• _Task statement_
Set the following entries down again exactly, line by line.

Records:
## BEGIN

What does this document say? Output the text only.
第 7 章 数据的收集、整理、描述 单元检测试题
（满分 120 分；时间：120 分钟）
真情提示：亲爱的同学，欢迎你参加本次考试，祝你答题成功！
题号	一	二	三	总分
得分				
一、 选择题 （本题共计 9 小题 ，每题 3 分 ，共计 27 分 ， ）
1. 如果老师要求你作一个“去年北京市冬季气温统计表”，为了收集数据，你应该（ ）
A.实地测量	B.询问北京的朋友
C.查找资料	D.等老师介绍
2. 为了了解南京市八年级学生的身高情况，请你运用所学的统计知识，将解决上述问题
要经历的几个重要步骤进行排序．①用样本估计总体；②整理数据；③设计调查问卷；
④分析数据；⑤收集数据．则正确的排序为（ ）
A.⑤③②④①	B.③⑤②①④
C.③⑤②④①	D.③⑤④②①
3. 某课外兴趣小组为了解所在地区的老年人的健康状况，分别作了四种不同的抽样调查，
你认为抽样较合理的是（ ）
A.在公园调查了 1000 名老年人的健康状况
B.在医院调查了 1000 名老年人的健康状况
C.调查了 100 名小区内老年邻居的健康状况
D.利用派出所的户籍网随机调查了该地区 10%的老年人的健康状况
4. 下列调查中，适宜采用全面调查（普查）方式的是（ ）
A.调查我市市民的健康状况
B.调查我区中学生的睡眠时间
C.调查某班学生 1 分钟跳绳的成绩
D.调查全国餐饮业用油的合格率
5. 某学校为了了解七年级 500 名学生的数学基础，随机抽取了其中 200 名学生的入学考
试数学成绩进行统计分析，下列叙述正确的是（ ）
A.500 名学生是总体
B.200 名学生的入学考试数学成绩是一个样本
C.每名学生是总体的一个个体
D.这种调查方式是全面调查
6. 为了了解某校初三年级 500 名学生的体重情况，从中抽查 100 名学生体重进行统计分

## END

• _Result below_
What does this document say? Output the text only.
第 7 章 数据的收集、整理、描述 单元检测试题
（满分 120 分；时间：120 分钟）
真情提示：亲爱的同学，欢迎你参加本次考试，祝你答题成功！
题号	一	二	三	总分
得分				
一、 选择题 （本题共计 9 小题 ，每题 3 分 ，共计 27 分 ， ）
1. 如果老师要求你作一个“去年北京市冬季气温统计表”，为了收集数据，你应该（ ）
A.实地测量	B.询问北京的朋友
C.查找资料	D.等老师介绍
2. 为了了解南京市八年级学生的身高情况，请你运用所学的统计知识，将解决上述问题
要经历的几个重要步骤进行排序．①用样本估计总体；②整理数据；③设计调查问卷；
④分析数据；⑤收集数据．则正确的排序为（ ）
A.⑤③②④①	B.③⑤②①④
C.③⑤②④①	D.③⑤④②①
3. 某课外兴趣小组为了解所在地区的老年人的健康状况，分别作了四种不同的抽样调查，
你认为抽样较合理的是（ ）
A.在公园调查了 1000 名老年人的健康状况
B.在医院调查了 1000 名老年人的健康状况
C.调查了 100 名小区内老年邻居的健康状况
D.利用派出所的户籍网随机调查了该地区 10%的老年人的健康状况
4. 下列调查中，适宜采用全面调查（普查）方式的是（ ）
A.调查我市市民的健康状况
B.调查我区中学生的睡眠时间
C.调查某班学生 1 分钟跳绳的成绩
D.调查全国餐饮业用油的合格率
5. 某学校为了了解七年级 500 名学生的数学基础，随机抽取了其中 200 名学生的入学考
试数学成绩进行统计分析，下列叙述正确的是（ ）
A.500 名学生是总体
B.200 名学生的入学考试数学成绩是一个样本
C.每名学生是总体的一个个体
D.这种调查方式是全面调查
6. 为了了解某校初三年级 500 名学生的体重情况，从中抽查 100 名学生体重进行统计分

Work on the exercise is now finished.